- Material shown:
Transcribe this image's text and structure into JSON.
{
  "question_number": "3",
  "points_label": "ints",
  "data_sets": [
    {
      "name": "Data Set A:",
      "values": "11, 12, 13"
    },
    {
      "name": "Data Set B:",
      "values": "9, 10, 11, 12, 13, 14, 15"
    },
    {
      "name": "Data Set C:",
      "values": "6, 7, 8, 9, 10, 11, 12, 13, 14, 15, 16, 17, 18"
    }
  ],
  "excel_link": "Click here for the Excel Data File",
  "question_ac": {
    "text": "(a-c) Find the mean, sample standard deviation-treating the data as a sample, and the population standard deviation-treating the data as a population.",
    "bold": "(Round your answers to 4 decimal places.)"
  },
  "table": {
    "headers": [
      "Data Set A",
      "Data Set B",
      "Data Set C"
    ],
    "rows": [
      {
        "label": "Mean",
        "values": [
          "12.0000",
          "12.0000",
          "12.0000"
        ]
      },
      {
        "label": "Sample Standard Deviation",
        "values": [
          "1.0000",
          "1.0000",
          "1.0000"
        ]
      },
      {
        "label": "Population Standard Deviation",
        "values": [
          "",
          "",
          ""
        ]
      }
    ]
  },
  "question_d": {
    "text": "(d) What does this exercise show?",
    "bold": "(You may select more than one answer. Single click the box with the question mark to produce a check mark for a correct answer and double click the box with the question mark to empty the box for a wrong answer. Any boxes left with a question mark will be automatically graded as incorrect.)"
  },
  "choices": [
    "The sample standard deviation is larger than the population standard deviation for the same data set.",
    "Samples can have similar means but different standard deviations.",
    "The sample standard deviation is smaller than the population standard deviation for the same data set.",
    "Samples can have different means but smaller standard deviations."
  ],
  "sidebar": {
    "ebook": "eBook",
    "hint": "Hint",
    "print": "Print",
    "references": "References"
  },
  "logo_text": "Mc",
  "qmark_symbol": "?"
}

- Given request: A single figure is required: the number of lines above in which the word "same" occurs.

- Finished exercise: 2